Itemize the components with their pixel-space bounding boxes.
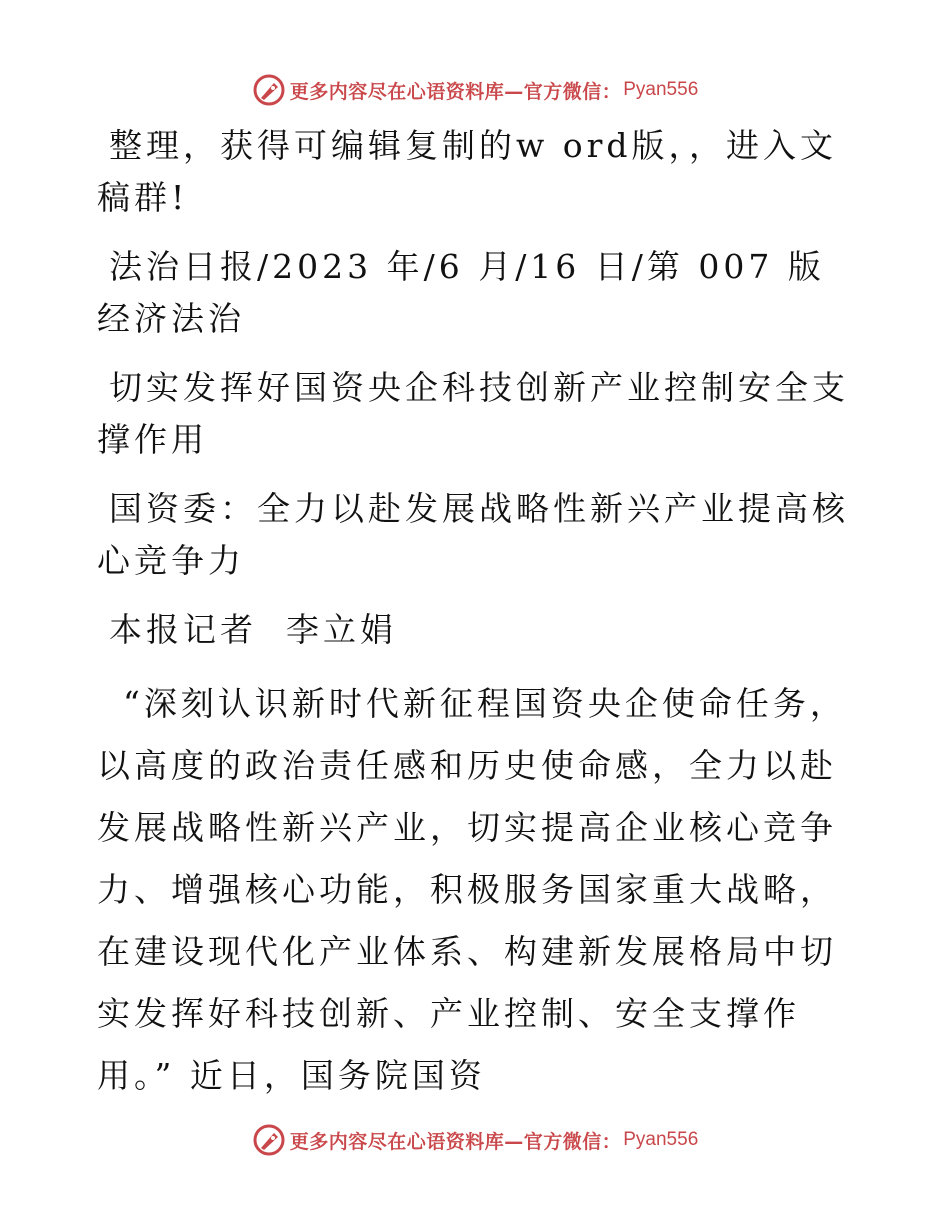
wechat-id: Pyan556 xyxy=(623,1129,699,1150)
banner-text: 更多内容尽在心语资料库—官方微信： xyxy=(289,80,622,103)
intro-paragraph: 整理，获得可编辑复制的w ord版，，进入文稿群! xyxy=(97,126,838,217)
banner-text: 更多内容尽在心语资料库—官方微信： xyxy=(289,1130,622,1153)
article-title: 切实发挥好国资央企科技创新产业控制安全支撑作用 xyxy=(97,368,849,459)
document-body xyxy=(97,120,849,1124)
body-paragraph: “深刻认识新时代新征程国资央企使命任务，以高度的政治责任感和历史使命感，全力以赴发展战略性新兴产业，切实提高企业核心竞争力、增强核心功能，积极服务国家重大战略，在建设现代化产业体系、构建新发展格局中切实发挥好科技创新、产业控制、安全支撑作用。” 近日，国务院国资 xyxy=(97,684,847,1095)
pen-nib-logo-icon xyxy=(252,1123,286,1157)
pen-nib-logo-icon xyxy=(252,73,286,107)
source-line: 法治日报/2023 年/6 月/16 日/第 007 版经济法治 xyxy=(97,247,825,338)
footer-banner xyxy=(0,1120,950,1160)
byline: 本报记者 李立娟 xyxy=(109,610,397,649)
header-banner xyxy=(0,70,950,110)
article-subtitle: 国资委：全力以赴发展战略性新兴产业提高核心竞争力 xyxy=(97,489,849,580)
wechat-id: Pyan556 xyxy=(623,79,699,100)
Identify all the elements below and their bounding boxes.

+ + +

Transcribe the lines of the records verbatim, beginning at the line that contains "wechat-id: Pyan556 xyxy=(623,1129,699,1150)" and stopping after the line that contains "article-subtitle: 国资委：全力以赴发展战略性新兴产业提高核心竞争力 xyxy=(97,489,849,580)".

wechat-id: Pyan556 xyxy=(623,1129,699,1150)
banner-text: 更多内容尽在心语资料库—官方微信： xyxy=(289,80,622,103)
intro-paragraph: 整理，获得可编辑复制的w ord版，，进入文稿群! xyxy=(97,126,838,217)
banner-text: 更多内容尽在心语资料库—官方微信： xyxy=(289,1130,622,1153)
article-title: 切实发挥好国资央企科技创新产业控制安全支撑作用 xyxy=(97,368,849,459)
document-body xyxy=(97,120,849,1124)
body-paragraph: “深刻认识新时代新征程国资央企使命任务，以高度的政治责任感和历史使命感，全力以赴发展战略性新兴产业，切实提高企业核心竞争力、增强核心功能，积极服务国家重大战略，在建设现代化产业体系、构建新发展格局中切实发挥好科技创新、产业控制、安全支撑作用。” 近日，国务院国资 xyxy=(97,684,847,1095)
pen-nib-logo-icon xyxy=(252,1123,286,1157)
pen-nib-logo-icon xyxy=(252,73,286,107)
source-line: 法治日报/2023 年/6 月/16 日/第 007 版经济法治 xyxy=(97,247,825,338)
footer-banner xyxy=(0,1120,950,1160)
byline: 本报记者 李立娟 xyxy=(109,610,397,649)
header-banner xyxy=(0,70,950,110)
article-subtitle: 国资委：全力以赴发展战略性新兴产业提高核心竞争力 xyxy=(97,489,849,580)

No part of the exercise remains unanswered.